Task directions:
From the entries that follow, extract each line holding the string "preconditioning".

[Stored entries]
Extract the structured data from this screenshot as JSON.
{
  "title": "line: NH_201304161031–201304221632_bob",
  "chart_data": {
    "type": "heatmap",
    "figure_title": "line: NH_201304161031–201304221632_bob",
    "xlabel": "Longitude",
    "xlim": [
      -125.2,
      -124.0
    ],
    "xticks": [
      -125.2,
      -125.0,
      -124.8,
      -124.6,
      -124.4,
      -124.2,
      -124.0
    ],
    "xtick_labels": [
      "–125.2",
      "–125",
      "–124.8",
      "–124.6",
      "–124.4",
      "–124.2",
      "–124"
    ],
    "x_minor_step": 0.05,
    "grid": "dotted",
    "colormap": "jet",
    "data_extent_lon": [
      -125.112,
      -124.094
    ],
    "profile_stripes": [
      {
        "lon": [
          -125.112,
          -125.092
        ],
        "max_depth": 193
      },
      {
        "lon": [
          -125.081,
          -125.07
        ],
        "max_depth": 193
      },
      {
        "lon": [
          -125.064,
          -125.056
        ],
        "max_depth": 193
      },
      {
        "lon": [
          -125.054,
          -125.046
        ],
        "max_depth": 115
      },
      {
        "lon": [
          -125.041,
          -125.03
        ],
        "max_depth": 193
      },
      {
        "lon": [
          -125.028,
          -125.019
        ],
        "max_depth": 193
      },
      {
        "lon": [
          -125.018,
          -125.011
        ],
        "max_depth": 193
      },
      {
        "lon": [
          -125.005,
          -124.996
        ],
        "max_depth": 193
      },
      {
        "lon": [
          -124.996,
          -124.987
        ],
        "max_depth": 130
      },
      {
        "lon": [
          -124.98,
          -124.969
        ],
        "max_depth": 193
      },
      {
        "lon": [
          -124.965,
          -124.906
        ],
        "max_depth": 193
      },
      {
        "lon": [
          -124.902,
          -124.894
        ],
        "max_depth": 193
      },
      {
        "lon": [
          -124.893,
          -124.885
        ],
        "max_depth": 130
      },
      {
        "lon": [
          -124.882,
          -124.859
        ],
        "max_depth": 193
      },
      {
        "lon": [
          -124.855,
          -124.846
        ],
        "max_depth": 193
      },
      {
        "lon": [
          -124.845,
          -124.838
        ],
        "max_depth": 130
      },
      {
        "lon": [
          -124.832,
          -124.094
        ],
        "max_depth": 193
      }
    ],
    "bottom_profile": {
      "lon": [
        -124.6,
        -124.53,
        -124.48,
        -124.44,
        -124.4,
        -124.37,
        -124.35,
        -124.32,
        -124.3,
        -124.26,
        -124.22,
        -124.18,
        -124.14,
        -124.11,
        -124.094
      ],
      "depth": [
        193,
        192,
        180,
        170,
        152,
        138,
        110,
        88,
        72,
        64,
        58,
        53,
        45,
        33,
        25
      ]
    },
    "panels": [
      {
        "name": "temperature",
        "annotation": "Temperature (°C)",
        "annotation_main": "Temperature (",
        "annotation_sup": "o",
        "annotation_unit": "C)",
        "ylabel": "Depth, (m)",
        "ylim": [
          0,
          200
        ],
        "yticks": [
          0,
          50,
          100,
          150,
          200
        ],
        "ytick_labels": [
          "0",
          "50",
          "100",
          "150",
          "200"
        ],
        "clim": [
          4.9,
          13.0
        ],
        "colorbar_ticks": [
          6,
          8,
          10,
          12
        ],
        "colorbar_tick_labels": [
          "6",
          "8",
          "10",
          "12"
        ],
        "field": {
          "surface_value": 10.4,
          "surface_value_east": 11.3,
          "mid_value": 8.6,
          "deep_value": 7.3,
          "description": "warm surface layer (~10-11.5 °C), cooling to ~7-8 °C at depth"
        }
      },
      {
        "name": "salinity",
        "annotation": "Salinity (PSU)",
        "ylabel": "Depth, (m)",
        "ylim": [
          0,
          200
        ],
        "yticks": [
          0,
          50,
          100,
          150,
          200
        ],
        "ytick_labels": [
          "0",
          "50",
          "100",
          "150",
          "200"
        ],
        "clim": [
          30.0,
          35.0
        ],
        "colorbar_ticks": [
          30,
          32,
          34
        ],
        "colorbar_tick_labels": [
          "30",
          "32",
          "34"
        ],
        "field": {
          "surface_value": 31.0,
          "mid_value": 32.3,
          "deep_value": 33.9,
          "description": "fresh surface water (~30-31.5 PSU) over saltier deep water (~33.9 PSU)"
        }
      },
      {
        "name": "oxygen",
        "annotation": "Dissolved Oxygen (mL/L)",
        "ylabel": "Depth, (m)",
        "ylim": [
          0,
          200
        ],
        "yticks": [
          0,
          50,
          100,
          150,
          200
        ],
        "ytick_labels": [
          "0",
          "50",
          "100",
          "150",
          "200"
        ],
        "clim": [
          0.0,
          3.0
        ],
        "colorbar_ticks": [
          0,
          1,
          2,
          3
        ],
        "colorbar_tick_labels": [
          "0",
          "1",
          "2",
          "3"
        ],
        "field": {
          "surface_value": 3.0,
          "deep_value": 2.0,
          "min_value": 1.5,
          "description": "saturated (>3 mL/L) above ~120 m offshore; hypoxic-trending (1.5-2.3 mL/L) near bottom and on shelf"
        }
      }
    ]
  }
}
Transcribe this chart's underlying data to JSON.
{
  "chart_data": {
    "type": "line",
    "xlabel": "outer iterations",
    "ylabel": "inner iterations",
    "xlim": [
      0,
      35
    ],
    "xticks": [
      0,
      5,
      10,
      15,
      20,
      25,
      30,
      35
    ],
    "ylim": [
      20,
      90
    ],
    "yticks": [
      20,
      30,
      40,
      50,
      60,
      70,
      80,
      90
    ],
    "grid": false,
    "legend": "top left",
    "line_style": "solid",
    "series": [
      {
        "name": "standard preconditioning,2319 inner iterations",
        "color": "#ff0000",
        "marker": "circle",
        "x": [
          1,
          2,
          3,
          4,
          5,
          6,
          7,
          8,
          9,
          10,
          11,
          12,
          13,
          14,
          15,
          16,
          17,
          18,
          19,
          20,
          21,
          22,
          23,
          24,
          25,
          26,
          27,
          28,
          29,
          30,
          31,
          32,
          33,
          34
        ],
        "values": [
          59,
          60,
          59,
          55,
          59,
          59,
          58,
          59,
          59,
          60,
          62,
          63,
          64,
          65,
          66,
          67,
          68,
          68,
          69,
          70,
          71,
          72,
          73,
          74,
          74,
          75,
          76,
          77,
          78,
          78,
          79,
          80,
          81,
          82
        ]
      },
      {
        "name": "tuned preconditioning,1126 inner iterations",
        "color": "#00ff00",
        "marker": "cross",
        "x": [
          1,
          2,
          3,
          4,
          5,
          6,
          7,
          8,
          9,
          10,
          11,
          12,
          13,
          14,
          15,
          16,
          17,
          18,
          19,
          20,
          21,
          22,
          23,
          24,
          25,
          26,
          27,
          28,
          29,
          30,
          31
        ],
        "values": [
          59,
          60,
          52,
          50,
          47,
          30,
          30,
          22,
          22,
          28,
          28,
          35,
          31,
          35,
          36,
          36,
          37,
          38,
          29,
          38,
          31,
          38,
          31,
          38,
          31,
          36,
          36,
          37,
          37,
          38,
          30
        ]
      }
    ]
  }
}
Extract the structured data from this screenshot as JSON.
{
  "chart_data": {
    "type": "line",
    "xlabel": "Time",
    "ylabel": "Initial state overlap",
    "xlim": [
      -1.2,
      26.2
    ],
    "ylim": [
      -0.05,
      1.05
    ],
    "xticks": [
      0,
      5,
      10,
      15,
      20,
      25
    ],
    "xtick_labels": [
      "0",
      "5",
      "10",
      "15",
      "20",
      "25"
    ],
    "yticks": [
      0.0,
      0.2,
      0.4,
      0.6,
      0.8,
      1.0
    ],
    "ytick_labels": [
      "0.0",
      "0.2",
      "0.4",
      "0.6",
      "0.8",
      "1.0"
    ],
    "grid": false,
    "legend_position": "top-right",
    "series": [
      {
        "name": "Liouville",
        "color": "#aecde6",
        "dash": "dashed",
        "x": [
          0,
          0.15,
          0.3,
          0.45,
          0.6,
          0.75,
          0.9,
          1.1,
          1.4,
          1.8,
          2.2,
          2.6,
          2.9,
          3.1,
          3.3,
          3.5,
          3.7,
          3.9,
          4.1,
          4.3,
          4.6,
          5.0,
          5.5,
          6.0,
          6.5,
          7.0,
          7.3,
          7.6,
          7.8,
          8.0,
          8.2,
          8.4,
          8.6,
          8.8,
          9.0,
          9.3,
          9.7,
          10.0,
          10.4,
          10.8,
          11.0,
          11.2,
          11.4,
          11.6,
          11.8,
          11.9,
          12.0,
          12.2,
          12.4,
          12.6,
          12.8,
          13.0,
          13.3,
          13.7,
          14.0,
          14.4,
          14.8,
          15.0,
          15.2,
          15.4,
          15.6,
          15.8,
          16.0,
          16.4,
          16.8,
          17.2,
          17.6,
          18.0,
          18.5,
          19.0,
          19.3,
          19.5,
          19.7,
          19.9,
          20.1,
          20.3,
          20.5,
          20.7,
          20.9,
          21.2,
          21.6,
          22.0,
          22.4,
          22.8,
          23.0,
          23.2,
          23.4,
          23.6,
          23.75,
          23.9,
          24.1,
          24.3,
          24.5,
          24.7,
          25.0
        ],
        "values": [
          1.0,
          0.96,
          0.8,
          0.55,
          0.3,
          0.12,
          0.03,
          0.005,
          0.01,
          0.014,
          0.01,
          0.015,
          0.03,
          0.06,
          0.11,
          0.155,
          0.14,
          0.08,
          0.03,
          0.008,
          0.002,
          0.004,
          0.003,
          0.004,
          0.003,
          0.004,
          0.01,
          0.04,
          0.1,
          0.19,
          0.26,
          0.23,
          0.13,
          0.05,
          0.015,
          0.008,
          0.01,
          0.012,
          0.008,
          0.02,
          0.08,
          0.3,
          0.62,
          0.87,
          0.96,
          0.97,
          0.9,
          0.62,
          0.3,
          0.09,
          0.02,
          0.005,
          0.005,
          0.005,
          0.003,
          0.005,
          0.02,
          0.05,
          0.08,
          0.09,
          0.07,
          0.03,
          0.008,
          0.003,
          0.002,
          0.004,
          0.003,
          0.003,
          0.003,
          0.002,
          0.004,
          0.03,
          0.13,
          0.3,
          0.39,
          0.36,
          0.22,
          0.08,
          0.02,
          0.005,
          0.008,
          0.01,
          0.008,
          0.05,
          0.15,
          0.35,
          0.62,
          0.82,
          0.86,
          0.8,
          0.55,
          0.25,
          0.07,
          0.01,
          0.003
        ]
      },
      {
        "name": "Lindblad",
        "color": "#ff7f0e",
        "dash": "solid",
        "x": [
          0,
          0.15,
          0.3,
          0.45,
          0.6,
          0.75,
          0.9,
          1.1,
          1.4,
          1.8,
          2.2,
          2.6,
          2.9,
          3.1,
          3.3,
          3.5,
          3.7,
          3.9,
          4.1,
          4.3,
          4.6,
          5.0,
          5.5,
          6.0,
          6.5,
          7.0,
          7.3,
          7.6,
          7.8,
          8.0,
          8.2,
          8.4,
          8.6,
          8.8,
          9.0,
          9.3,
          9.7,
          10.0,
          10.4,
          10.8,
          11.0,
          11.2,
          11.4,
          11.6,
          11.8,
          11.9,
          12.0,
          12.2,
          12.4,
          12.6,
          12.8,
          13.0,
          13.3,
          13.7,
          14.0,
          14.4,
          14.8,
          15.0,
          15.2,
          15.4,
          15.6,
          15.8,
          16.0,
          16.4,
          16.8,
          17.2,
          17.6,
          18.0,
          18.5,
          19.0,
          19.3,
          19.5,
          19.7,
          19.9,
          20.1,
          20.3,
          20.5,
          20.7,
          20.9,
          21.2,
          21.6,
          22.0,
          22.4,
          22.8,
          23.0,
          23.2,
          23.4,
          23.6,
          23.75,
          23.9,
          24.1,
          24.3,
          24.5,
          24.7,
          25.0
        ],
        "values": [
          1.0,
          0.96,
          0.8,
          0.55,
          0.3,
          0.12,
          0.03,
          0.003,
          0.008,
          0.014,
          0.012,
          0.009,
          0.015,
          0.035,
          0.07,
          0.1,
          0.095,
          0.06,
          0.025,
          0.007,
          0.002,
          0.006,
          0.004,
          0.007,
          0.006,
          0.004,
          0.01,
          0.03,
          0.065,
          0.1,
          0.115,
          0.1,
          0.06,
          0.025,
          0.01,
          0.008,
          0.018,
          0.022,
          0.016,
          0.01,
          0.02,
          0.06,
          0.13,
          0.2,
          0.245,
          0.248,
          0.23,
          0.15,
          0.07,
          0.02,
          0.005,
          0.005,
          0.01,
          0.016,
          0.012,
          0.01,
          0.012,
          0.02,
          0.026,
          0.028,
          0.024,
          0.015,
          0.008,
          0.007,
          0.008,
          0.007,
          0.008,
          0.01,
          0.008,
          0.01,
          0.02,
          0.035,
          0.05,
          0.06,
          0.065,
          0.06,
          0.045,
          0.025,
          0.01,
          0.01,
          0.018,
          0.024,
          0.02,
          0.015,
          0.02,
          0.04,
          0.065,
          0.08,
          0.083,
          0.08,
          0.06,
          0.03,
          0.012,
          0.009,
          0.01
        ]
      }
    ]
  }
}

Output for this exercise:
        "name": "standard preconditioning,2319 inner iterations",
        "name": "tuned preconditioning,1126 inner iterations",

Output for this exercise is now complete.